• **Given task**
Exactly reproduce all the records, keeping pictures out of the copy.

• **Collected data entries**

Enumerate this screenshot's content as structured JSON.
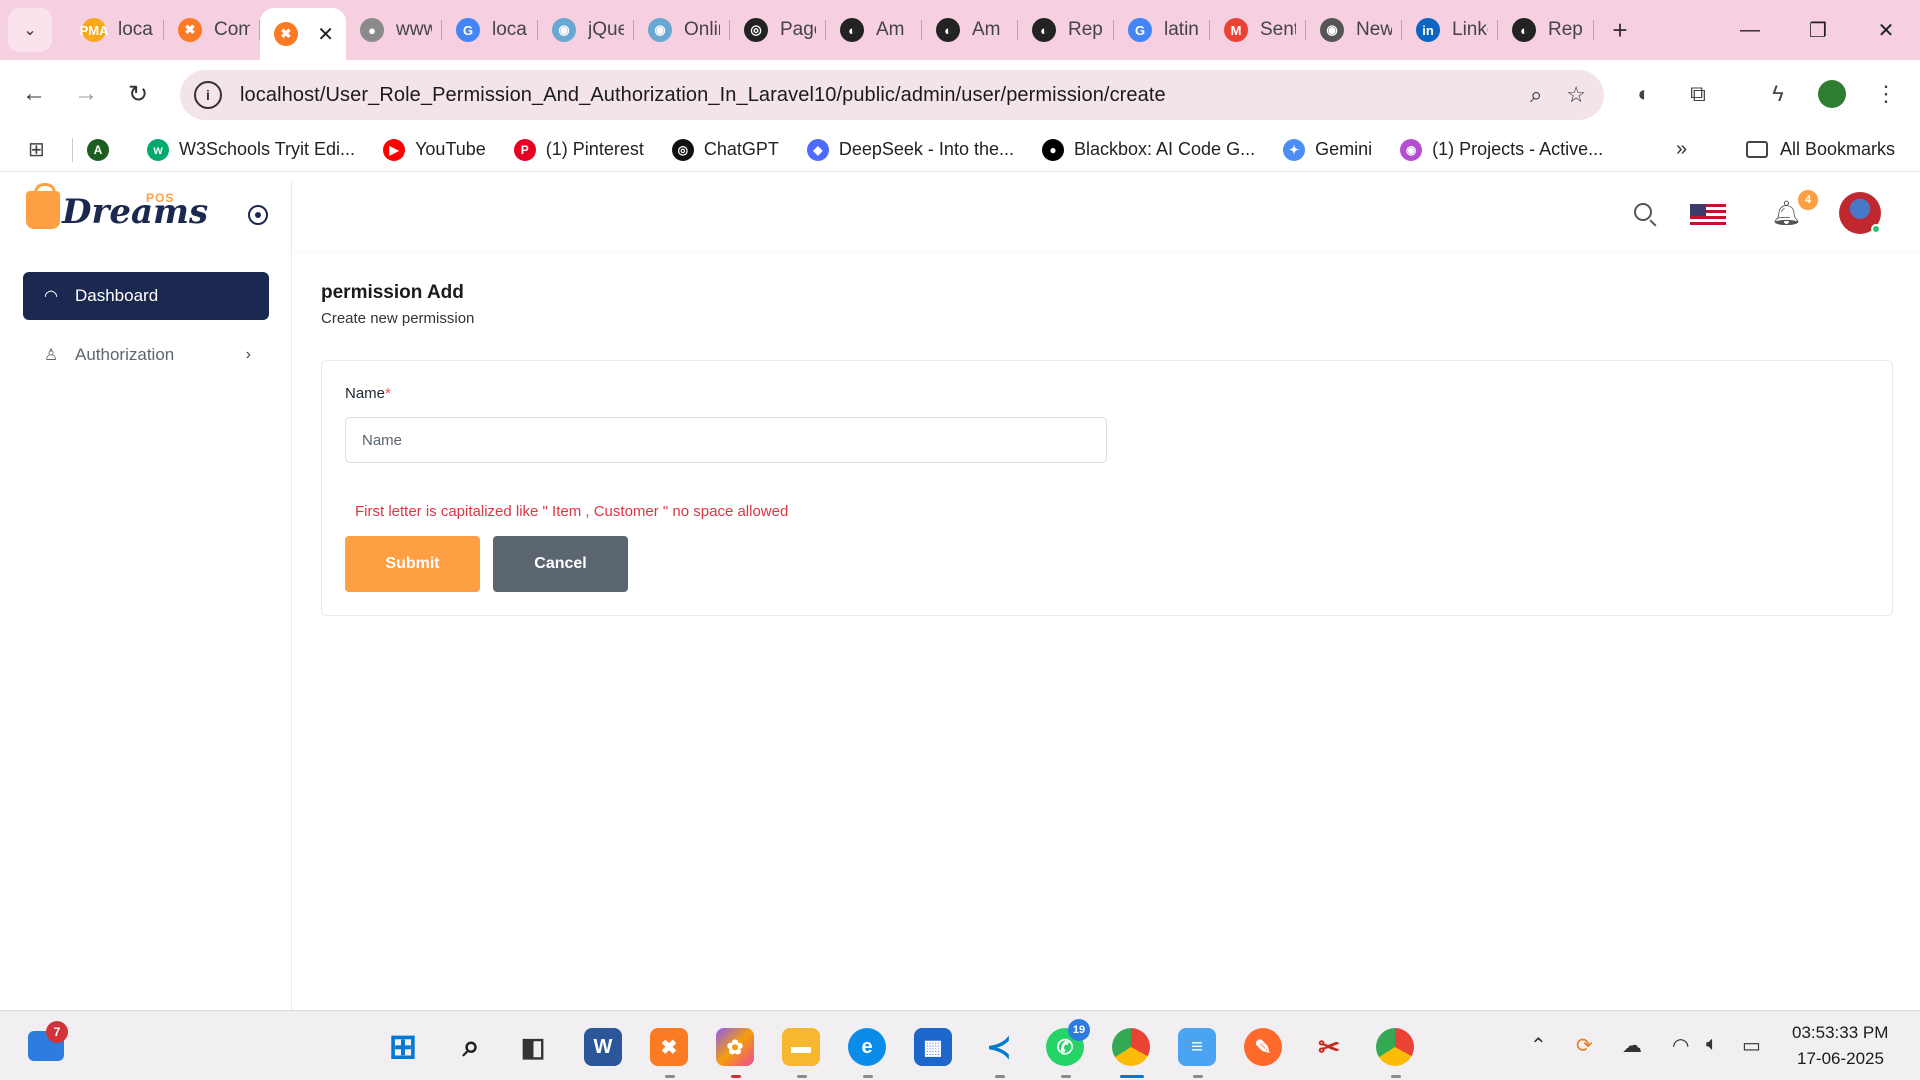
{
  "browser": {
    "tabs": [
      {
        "title": "localhost",
        "fav": "PMA",
        "color": "#f7a81b"
      },
      {
        "title": "Compo",
        "fav": "✖",
        "color": "#fb7a24"
      },
      {
        "title": "",
        "fav": "✖",
        "color": "#fb7a24",
        "active": true
      },
      {
        "title": "www",
        "fav": "●",
        "color": "#8a8a8a"
      },
      {
        "title": "localhost",
        "fav": "G",
        "color": "#4285f4"
      },
      {
        "title": "jQuery",
        "fav": "◉",
        "color": "#6aa8d4"
      },
      {
        "title": "Online",
        "fav": "◉",
        "color": "#6aa8d4"
      },
      {
        "title": "Page",
        "fav": "◎",
        "color": "#222222"
      },
      {
        "title": "Am",
        "fav": "◐",
        "color": "#222222"
      },
      {
        "title": "Am",
        "fav": "◐",
        "color": "#222222"
      },
      {
        "title": "Rep",
        "fav": "◐",
        "color": "#222222"
      },
      {
        "title": "latin",
        "fav": "G",
        "color": "#4285f4"
      },
      {
        "title": "Sent",
        "fav": "M",
        "color": "#ea4335"
      },
      {
        "title": "New",
        "fav": "◉",
        "color": "#555555"
      },
      {
        "title": "LinkedIn",
        "fav": "in",
        "color": "#0a66c2"
      },
      {
        "title": "Rep",
        "fav": "◐",
        "color": "#222222"
      }
    ],
    "tab_close_glyph": "✕",
    "new_tab_glyph": "+",
    "url": "localhost/User_Role_Permission_And_Authorization_In_Laravel10/public/admin/user/permission/create",
    "bookmarks": [
      {
        "label": "",
        "icon": "A",
        "color": "#1b5e20"
      },
      {
        "label": "W3Schools Tryit Edi...",
        "icon": "w",
        "color": "#04aa6d"
      },
      {
        "label": "YouTube",
        "icon": "▶",
        "color": "#ff0000"
      },
      {
        "label": "(1) Pinterest",
        "icon": "P",
        "color": "#e60023"
      },
      {
        "label": "ChatGPT",
        "icon": "◎",
        "color": "#111111"
      },
      {
        "label": "DeepSeek - Into the...",
        "icon": "◆",
        "color": "#4d6bfe"
      },
      {
        "label": "Blackbox: AI Code G...",
        "icon": "●",
        "color": "#000000"
      },
      {
        "label": "Gemini",
        "icon": "✦",
        "color": "#4c8df6"
      },
      {
        "label": "(1) Projects - Active...",
        "icon": "◉",
        "color": "#b44fd1"
      }
    ],
    "more_bookmarks": "»",
    "all_bookmarks": "All Bookmarks"
  },
  "sidebar": {
    "logo_text": "Dreams",
    "logo_tag": "POS",
    "items": [
      {
        "label": "Dashboard",
        "icon": "dashboard-icon",
        "active": true
      },
      {
        "label": "Authorization",
        "icon": "user-icon",
        "has_children": true
      }
    ]
  },
  "header": {
    "notification_count": "4"
  },
  "page": {
    "title": "permission Add",
    "subtitle": "Create new permission",
    "form": {
      "name_label": "Name",
      "required_marker": "*",
      "name_placeholder": "Name",
      "name_value": "",
      "hint": "First letter is capitalized like \" Item , Customer \" no space allowed",
      "submit_label": "Submit",
      "cancel_label": "Cancel"
    }
  },
  "colors": {
    "primary": "#fe9f43",
    "sidebar_active": "#1b2850",
    "secondary": "#5b6670",
    "danger": "#dc3545"
  },
  "taskbar": {
    "widget_badge": "7",
    "whatsapp_badge": "19",
    "time": "03:53:33 PM",
    "date": "17-06-2025"
  }
}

• **Output for this exercise**
Enumerate this screenshot's content as structured JSON.
{
  "browser": {
    "tabs": [
      {
        "title": "localhost",
        "fav": "PMA",
        "color": "#f7a81b"
      },
      {
        "title": "Compo",
        "fav": "✖",
        "color": "#fb7a24"
      },
      {
        "title": "",
        "fav": "✖",
        "color": "#fb7a24",
        "active": true
      },
      {
        "title": "www",
        "fav": "●",
        "color": "#8a8a8a"
      },
      {
        "title": "localhost",
        "fav": "G",
        "color": "#4285f4"
      },
      {
        "title": "jQuery",
        "fav": "◉",
        "color": "#6aa8d4"
      },
      {
        "title": "Online",
        "fav": "◉",
        "color": "#6aa8d4"
      },
      {
        "title": "Page",
        "fav": "◎",
        "color": "#222222"
      },
      {
        "title": "Am",
        "fav": "◐",
        "color": "#222222"
      },
      {
        "title": "Am",
        "fav": "◐",
        "color": "#222222"
      },
      {
        "title": "Rep",
        "fav": "◐",
        "color": "#222222"
      },
      {
        "title": "latin",
        "fav": "G",
        "color": "#4285f4"
      },
      {
        "title": "Sent",
        "fav": "M",
        "color": "#ea4335"
      },
      {
        "title": "New",
        "fav": "◉",
        "color": "#555555"
      },
      {
        "title": "LinkedIn",
        "fav": "in",
        "color": "#0a66c2"
      },
      {
        "title": "Rep",
        "fav": "◐",
        "color": "#222222"
      }
    ],
    "tab_close_glyph": "✕",
    "new_tab_glyph": "+",
    "url": "localhost/User_Role_Permission_And_Authorization_In_Laravel10/public/admin/user/permission/create",
    "bookmarks": [
      {
        "label": "",
        "icon": "A",
        "color": "#1b5e20"
      },
      {
        "label": "W3Schools Tryit Edi...",
        "icon": "w",
        "color": "#04aa6d"
      },
      {
        "label": "YouTube",
        "icon": "▶",
        "color": "#ff0000"
      },
      {
        "label": "(1) Pinterest",
        "icon": "P",
        "color": "#e60023"
      },
      {
        "label": "ChatGPT",
        "icon": "◎",
        "color": "#111111"
      },
      {
        "label": "DeepSeek - Into the...",
        "icon": "◆",
        "color": "#4d6bfe"
      },
      {
        "label": "Blackbox: AI Code G...",
        "icon": "●",
        "color": "#000000"
      },
      {
        "label": "Gemini",
        "icon": "✦",
        "color": "#4c8df6"
      },
      {
        "label": "(1) Projects - Active...",
        "icon": "◉",
        "color": "#b44fd1"
      }
    ],
    "more_bookmarks": "»",
    "all_bookmarks": "All Bookmarks"
  },
  "sidebar": {
    "logo_text": "Dreams",
    "logo_tag": "POS",
    "items": [
      {
        "label": "Dashboard",
        "icon": "dashboard-icon",
        "active": true
      },
      {
        "label": "Authorization",
        "icon": "user-icon",
        "has_children": true
      }
    ]
  },
  "header": {
    "notification_count": "4"
  },
  "page": {
    "title": "permission Add",
    "subtitle": "Create new permission",
    "form": {
      "name_label": "Name",
      "required_marker": "*",
      "name_placeholder": "Name",
      "name_value": "",
      "hint": "First letter is capitalized like \" Item , Customer \" no space allowed",
      "submit_label": "Submit",
      "cancel_label": "Cancel"
    }
  },
  "colors": {
    "primary": "#fe9f43",
    "sidebar_active": "#1b2850",
    "secondary": "#5b6670",
    "danger": "#dc3545"
  },
  "taskbar": {
    "widget_badge": "7",
    "whatsapp_badge": "19",
    "time": "03:53:33 PM",
    "date": "17-06-2025"
  }
}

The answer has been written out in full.